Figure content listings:
● ● ● ●
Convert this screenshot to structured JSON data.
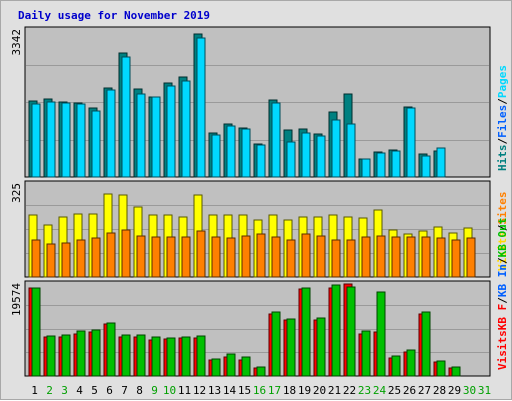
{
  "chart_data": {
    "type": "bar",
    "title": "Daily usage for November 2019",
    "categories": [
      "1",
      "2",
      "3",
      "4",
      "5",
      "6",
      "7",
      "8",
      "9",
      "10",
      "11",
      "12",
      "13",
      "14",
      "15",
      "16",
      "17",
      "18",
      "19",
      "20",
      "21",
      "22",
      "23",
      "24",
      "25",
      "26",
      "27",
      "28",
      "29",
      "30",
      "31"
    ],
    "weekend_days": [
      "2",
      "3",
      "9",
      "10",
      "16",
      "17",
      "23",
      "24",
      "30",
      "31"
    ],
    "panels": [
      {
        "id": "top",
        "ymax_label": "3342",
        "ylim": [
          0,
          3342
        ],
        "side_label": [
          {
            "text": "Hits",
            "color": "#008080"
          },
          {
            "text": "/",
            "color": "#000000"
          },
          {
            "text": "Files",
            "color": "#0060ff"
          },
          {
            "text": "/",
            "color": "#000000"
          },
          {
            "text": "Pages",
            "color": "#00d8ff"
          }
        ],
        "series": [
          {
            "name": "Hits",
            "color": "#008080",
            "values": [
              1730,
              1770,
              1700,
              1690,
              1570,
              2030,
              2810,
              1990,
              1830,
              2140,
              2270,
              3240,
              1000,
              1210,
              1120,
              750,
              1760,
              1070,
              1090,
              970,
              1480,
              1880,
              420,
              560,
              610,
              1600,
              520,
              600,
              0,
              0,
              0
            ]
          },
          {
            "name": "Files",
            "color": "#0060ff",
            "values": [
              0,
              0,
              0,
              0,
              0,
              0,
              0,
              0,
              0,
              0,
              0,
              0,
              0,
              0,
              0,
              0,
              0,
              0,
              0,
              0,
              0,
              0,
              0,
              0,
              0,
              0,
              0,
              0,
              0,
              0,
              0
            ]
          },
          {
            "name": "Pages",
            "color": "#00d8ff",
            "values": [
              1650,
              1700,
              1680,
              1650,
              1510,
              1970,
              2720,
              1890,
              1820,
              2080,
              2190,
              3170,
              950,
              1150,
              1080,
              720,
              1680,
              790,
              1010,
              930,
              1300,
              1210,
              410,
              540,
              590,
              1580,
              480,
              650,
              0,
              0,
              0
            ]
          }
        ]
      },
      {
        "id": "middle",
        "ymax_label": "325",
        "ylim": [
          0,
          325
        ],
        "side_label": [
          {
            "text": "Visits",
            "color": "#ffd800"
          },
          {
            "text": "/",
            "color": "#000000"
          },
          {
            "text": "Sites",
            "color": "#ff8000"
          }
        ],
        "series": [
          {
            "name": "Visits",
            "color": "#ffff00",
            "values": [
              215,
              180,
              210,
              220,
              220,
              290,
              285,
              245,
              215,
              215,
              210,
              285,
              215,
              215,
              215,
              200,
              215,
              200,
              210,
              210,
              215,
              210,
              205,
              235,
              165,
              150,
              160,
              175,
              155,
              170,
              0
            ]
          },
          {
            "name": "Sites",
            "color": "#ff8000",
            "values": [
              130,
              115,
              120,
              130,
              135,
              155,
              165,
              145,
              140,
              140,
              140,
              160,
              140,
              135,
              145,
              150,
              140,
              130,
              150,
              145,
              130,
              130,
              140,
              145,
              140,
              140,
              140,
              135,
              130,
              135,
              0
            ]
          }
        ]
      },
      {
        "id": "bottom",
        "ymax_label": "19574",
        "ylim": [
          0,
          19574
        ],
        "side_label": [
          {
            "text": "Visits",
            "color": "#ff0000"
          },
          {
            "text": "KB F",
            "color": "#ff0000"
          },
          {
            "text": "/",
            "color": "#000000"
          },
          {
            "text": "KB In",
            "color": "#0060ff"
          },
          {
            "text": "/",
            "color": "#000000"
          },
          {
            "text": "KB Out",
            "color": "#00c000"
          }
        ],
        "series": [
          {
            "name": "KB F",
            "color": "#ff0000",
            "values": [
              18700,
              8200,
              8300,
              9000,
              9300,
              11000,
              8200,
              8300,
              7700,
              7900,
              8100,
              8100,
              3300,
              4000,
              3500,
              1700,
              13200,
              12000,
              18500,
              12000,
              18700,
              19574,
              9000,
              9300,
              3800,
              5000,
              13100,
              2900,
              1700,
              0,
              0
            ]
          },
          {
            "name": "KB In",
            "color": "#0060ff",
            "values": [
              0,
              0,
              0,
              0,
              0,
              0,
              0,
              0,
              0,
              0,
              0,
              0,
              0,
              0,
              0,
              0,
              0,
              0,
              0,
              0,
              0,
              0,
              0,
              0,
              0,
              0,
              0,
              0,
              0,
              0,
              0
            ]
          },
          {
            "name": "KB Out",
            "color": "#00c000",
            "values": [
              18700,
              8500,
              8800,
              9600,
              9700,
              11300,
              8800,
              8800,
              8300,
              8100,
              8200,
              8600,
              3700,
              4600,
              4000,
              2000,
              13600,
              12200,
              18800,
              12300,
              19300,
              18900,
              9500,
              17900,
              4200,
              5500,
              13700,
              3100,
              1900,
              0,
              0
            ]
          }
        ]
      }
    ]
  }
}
● ● ● ●
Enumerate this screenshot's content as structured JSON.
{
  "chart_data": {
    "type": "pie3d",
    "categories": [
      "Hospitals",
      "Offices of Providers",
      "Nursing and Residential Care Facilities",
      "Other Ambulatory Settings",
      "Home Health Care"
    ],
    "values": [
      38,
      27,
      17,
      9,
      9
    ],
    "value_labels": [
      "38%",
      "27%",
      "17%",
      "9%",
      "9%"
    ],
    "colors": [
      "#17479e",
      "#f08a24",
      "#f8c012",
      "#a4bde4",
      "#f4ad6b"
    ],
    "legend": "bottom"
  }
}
● ● ● ●
Select every line of the records holding the string "this".

▶ _WRITTEN RESPONSE_:
Convert this screenshot to structured JSON data.
Enumerate this screenshot's content as structured JSON.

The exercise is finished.